## GIVEN INSTRUCTION
Copy every line with the string "bağlanması" in it.

## RECORDS FOR THE TASK
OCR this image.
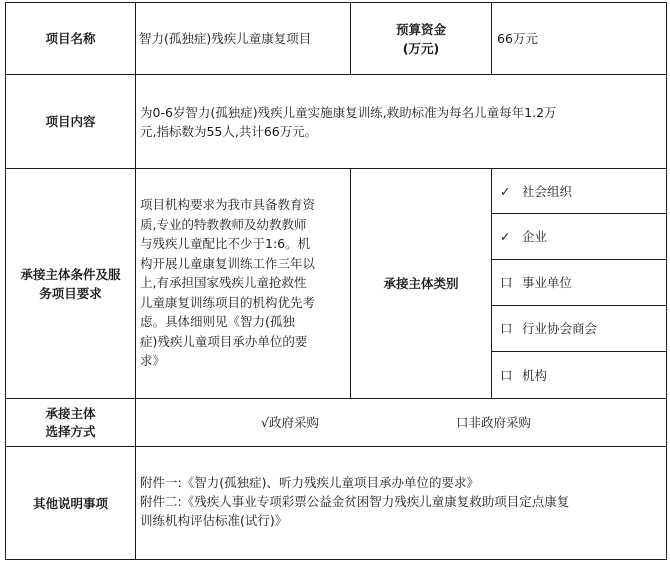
项目名称	智力(孤独症)残疾儿童康复项目
预算资金
(万元)
66万元
项目内容
为0-6岁智力(孤独症)残疾儿童实施康复训练,救助标准为每名儿童每年1.2万
元,指标数为55人,共计66万元。
承接主体条件及服
务项目要求
项目机构要求为我市具备教育资
质,专业的特教教师及幼教教师
与残疾儿童配比不少于1:6。机
构开展儿童康复训练工作三年以
上,有承担国家残疾儿童抢救性
儿童康复训练项目的机构优先考
虑。具体细则见《智力(孤独
症)残疾儿童项目承办单位的要
求》
承接主体类别
✓ 社会组织
✓ 企业
口 事业单位
口 行业协会商会
口 机构
承接主体
选择方式
√政府采购	口非政府采购
其他说明事项
附件一:《智力(孤独症)、听力残疾儿童项目承办单位的要求》
附件二:《残疾人事业专项彩票公益金贫困智力残疾儿童康复救助项目定点康复
训练机构评估标准(试行)》
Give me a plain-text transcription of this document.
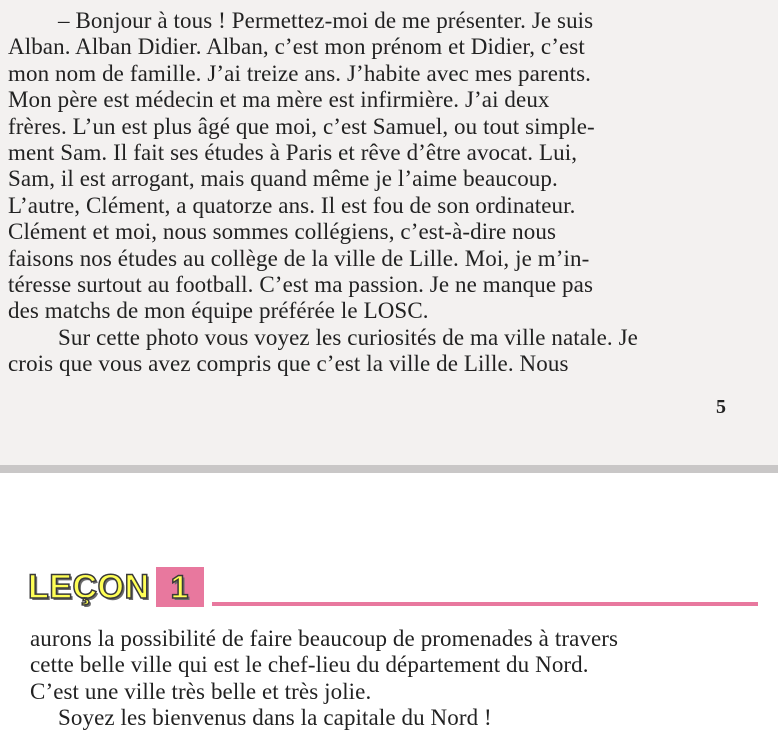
– Bonjour à tous ! Permettez-moi de me présenter. Je suis
Alban. Alban Didier. Alban, c’est mon prénom et Didier, c’est
mon nom de famille. J’ai treize ans. J’habite avec mes parents.
Mon père est médecin et ma mère est infirmière. J’ai deux
frères. L’un est plus âgé que moi, c’est Samuel, ou tout simple-
ment Sam. Il fait ses études à Paris et rêve d’être avocat. Lui,
Sam, il est arrogant, mais quand même je l’aime beaucoup.
L’autre, Clément, a quatorze ans. Il est fou de son ordinateur.
Clément et moi, nous sommes collégiens, c’est-à-dire nous
faisons nos études au collège de la ville de Lille. Moi, je m’in-
téresse surtout au football. C’est ma passion. Je ne manque pas
des matchs de mon équipe préférée le LOSC.
Sur cette photo vous voyez les curiosités de ma ville natale. Je
crois que vous avez compris que c’est la ville de Lille. Nous
5
LEÇON 1
aurons la possibilité de faire beaucoup de promenades à travers
cette belle ville qui est le chef-lieu du département du Nord.
C’est une ville très belle et très jolie.
Soyez les bienvenus dans la capitale du Nord !
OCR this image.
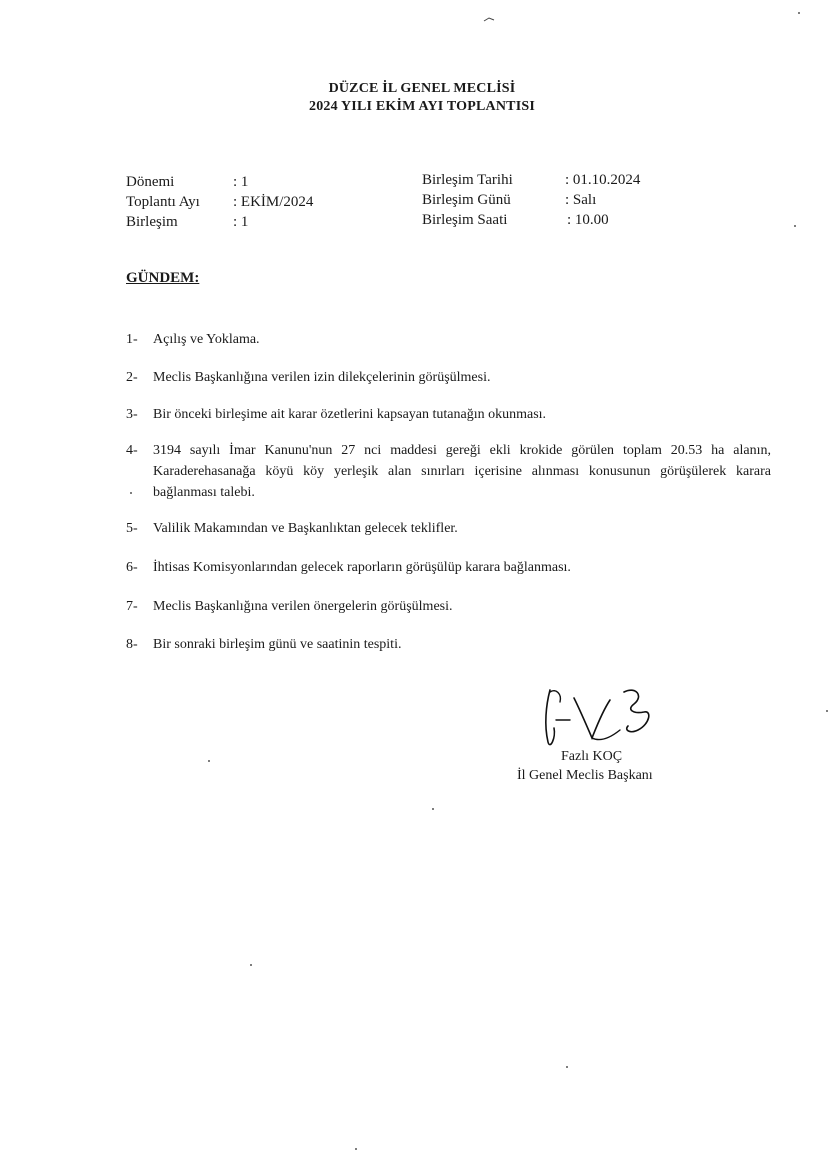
DÜZCE İL GENEL MECLİSİ
2024 YILI EKİM AYI TOPLANTISI
Dönemi	: 1
Toplantı Ayı : EKİM/2024
Birleşim	: 1
Birleşim Tarihi	: 01.10.2024
Birleşim Günü	: Salı
Birleşim Saati	: 10.00
GÜNDEM:
1-	Açılış ve Yoklama.
2-	Meclis Başkanlığına verilen izin dilekçelerinin görüşülmesi.
3-	Bir önceki birleşime ait karar özetlerini kapsayan tutanağın okunması.
4-	3194 sayılı İmar Kanunu'nun 27 nci maddesi gereği ekli krokide görülen toplam 20.53 ha alanın, Karaderehasanağa köyü köy yerleşik alan sınırları içerisine alınması konusunun görüşülerek karara bağlanması talebi.
5-	Valilik Makamından ve Başkanlıktan gelecek teklifler.
6-	İhtisas Komisyonlarından gelecek raporların görüşülüp karara bağlanması.
7-	Meclis Başkanlığına verilen önergelerin görüşülmesi.
8-	Bir sonraki birleşim günü ve saatinin tespiti.
Fazlı KOÇ
İl Genel Meclis Başkanı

## THE RESULT
4-	3194 sayılı İmar Kanunu'nun 27 nci maddesi gereği ekli krokide görülen toplam 20.53 ha alanın, Karaderehasanağa köyü köy yerleşik alan sınırları içerisine alınması konusunun görüşülerek karara bağlanması talebi.
6-	İhtisas Komisyonlarından gelecek raporların görüşülüp karara bağlanması.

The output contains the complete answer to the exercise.